- _Problem description_
Pick out each line in these entries that contains the string "title".
☆ ☆ ☆ ☆
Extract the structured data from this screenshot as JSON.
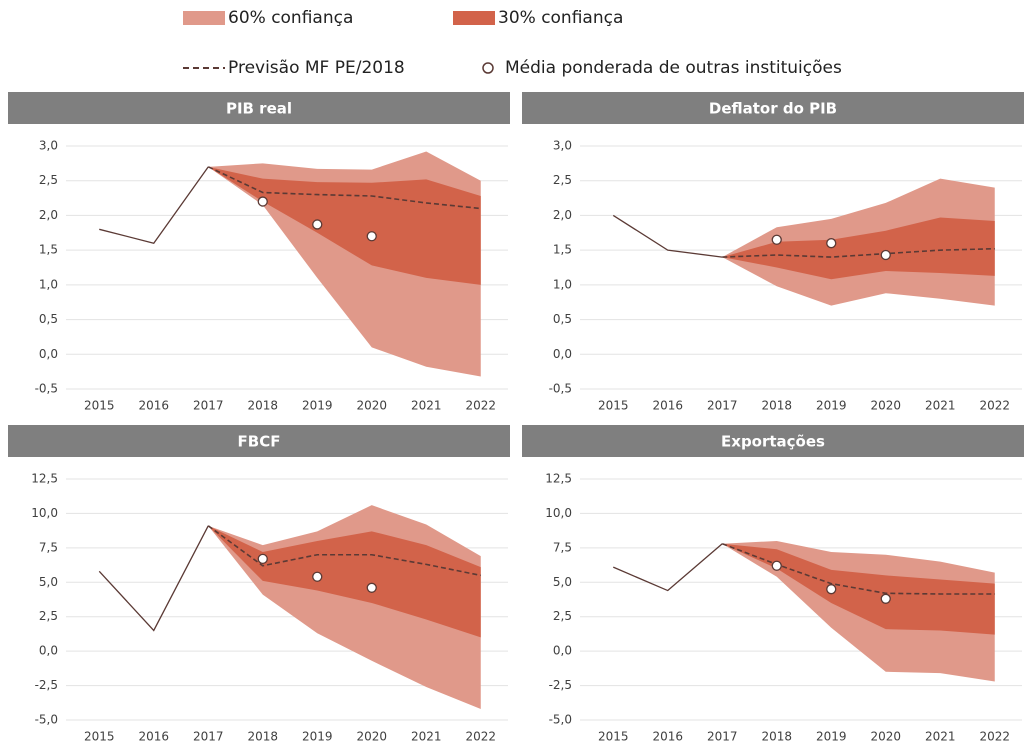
{
  "legend": [
    {
      "name": "60% confiança",
      "color": "#e0998a",
      "style": "band"
    },
    {
      "name": "30% confiança",
      "color": "#d2634a",
      "style": "band"
    },
    {
      "name": "Previsão MF PE/2018",
      "color": "#5b3a35",
      "style": "dashed"
    },
    {
      "name": "Média ponderada de outras instituições",
      "color": "#5b3a35",
      "style": "circle"
    }
  ],
  "line_color": "#5b3a35",
  "chart_data": [
    {
      "type": "fan",
      "title": "PIB real",
      "categories": [
        "2015",
        "2016",
        "2017",
        "2018",
        "2019",
        "2020",
        "2021",
        "2022"
      ],
      "ylim": [
        -0.5,
        3.0
      ],
      "yticks": [
        {
          "value": -0.5,
          "label": "-0,5"
        },
        {
          "value": 0,
          "label": "0,0"
        },
        {
          "value": 0.5,
          "label": "0,5"
        },
        {
          "value": 1,
          "label": "1,0"
        },
        {
          "value": 1.5,
          "label": "1,5"
        },
        {
          "value": 2,
          "label": "2,0"
        },
        {
          "value": 2.5,
          "label": "2,5"
        },
        {
          "value": 3,
          "label": "3,0"
        }
      ],
      "history": [
        1.8,
        1.6,
        2.7,
        null,
        null,
        null,
        null,
        null
      ],
      "forecast": [
        null,
        null,
        2.7,
        2.33,
        2.3,
        2.28,
        2.18,
        2.1
      ],
      "points": [
        null,
        null,
        null,
        2.2,
        1.87,
        1.7,
        null,
        null
      ],
      "band60_upper": [
        null,
        null,
        2.7,
        2.75,
        2.67,
        2.66,
        2.92,
        2.5
      ],
      "band60_lower": [
        null,
        null,
        2.7,
        2.15,
        1.1,
        0.1,
        -0.18,
        -0.32
      ],
      "band30_upper": [
        null,
        null,
        2.7,
        2.53,
        2.48,
        2.47,
        2.52,
        2.28
      ],
      "band30_lower": [
        null,
        null,
        2.7,
        2.2,
        1.75,
        1.28,
        1.1,
        1.0
      ],
      "grid": true
    },
    {
      "type": "fan",
      "title": "Deflator do PIB",
      "categories": [
        "2015",
        "2016",
        "2017",
        "2018",
        "2019",
        "2020",
        "2021",
        "2022"
      ],
      "ylim": [
        -0.5,
        3.0
      ],
      "yticks": [
        {
          "value": -0.5,
          "label": "-0,5"
        },
        {
          "value": 0,
          "label": "0,0"
        },
        {
          "value": 0.5,
          "label": "0,5"
        },
        {
          "value": 1,
          "label": "1,0"
        },
        {
          "value": 1.5,
          "label": "1,5"
        },
        {
          "value": 2,
          "label": "2,0"
        },
        {
          "value": 2.5,
          "label": "2,5"
        },
        {
          "value": 3,
          "label": "3,0"
        }
      ],
      "history": [
        2.0,
        1.5,
        1.4,
        null,
        null,
        null,
        null,
        null
      ],
      "forecast": [
        null,
        null,
        1.4,
        1.43,
        1.4,
        1.45,
        1.5,
        1.52
      ],
      "points": [
        null,
        null,
        null,
        1.65,
        1.6,
        1.43,
        null,
        null
      ],
      "band60_upper": [
        null,
        null,
        1.4,
        1.83,
        1.95,
        2.18,
        2.53,
        2.4
      ],
      "band60_lower": [
        null,
        null,
        1.4,
        0.98,
        0.7,
        0.88,
        0.8,
        0.7
      ],
      "band30_upper": [
        null,
        null,
        1.4,
        1.62,
        1.65,
        1.78,
        1.97,
        1.92
      ],
      "band30_lower": [
        null,
        null,
        1.4,
        1.25,
        1.08,
        1.2,
        1.17,
        1.13
      ],
      "grid": true
    },
    {
      "type": "fan",
      "title": "FBCF",
      "categories": [
        "2015",
        "2016",
        "2017",
        "2018",
        "2019",
        "2020",
        "2021",
        "2022"
      ],
      "ylim": [
        -5,
        12.5
      ],
      "yticks": [
        {
          "value": -5,
          "label": "-5,0"
        },
        {
          "value": -2.5,
          "label": "-2,5"
        },
        {
          "value": 0,
          "label": "0,0"
        },
        {
          "value": 2.5,
          "label": "2,5"
        },
        {
          "value": 5,
          "label": "5,0"
        },
        {
          "value": 7.5,
          "label": "7,5"
        },
        {
          "value": 10,
          "label": "10,0"
        },
        {
          "value": 12.5,
          "label": "12,5"
        }
      ],
      "history": [
        5.8,
        1.5,
        9.1,
        null,
        null,
        null,
        null,
        null
      ],
      "forecast": [
        null,
        null,
        9.1,
        6.2,
        7.0,
        7.0,
        6.3,
        5.5
      ],
      "points": [
        null,
        null,
        null,
        6.7,
        5.4,
        4.6,
        null,
        null
      ],
      "band60_upper": [
        null,
        null,
        9.1,
        7.7,
        8.7,
        10.6,
        9.2,
        6.9
      ],
      "band60_lower": [
        null,
        null,
        9.1,
        4.1,
        1.3,
        -0.7,
        -2.6,
        -4.2
      ],
      "band30_upper": [
        null,
        null,
        9.1,
        7.2,
        8.0,
        8.7,
        7.7,
        6.1
      ],
      "band30_lower": [
        null,
        null,
        9.1,
        5.1,
        4.4,
        3.5,
        2.3,
        1.0
      ],
      "grid": true
    },
    {
      "type": "fan",
      "title": "Exportações",
      "categories": [
        "2015",
        "2016",
        "2017",
        "2018",
        "2019",
        "2020",
        "2021",
        "2022"
      ],
      "ylim": [
        -5,
        12.5
      ],
      "yticks": [
        {
          "value": -5,
          "label": "-5,0"
        },
        {
          "value": -2.5,
          "label": "-2,5"
        },
        {
          "value": 0,
          "label": "0,0"
        },
        {
          "value": 2.5,
          "label": "2,5"
        },
        {
          "value": 5,
          "label": "5,0"
        },
        {
          "value": 7.5,
          "label": "7,5"
        },
        {
          "value": 10,
          "label": "10,0"
        },
        {
          "value": 12.5,
          "label": "12,5"
        }
      ],
      "history": [
        6.1,
        4.4,
        7.8,
        null,
        null,
        null,
        null,
        null
      ],
      "forecast": [
        null,
        null,
        7.8,
        6.3,
        4.9,
        4.2,
        4.15,
        4.15
      ],
      "points": [
        null,
        null,
        null,
        6.2,
        4.5,
        3.8,
        null,
        null
      ],
      "band60_upper": [
        null,
        null,
        7.8,
        8.0,
        7.2,
        7.0,
        6.5,
        5.7
      ],
      "band60_lower": [
        null,
        null,
        7.8,
        5.4,
        1.7,
        -1.5,
        -1.6,
        -2.2
      ],
      "band30_upper": [
        null,
        null,
        7.8,
        7.4,
        5.9,
        5.5,
        5.2,
        4.9
      ],
      "band30_lower": [
        null,
        null,
        7.8,
        6.0,
        3.5,
        1.6,
        1.5,
        1.2
      ],
      "grid": true
    }
  ]
}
☆ ☆ ☆ ☆
- _Solution_
      "title": "PIB real",
      "title": "Deflator do PIB",
      "title": "FBCF",
      "title": "Exportações",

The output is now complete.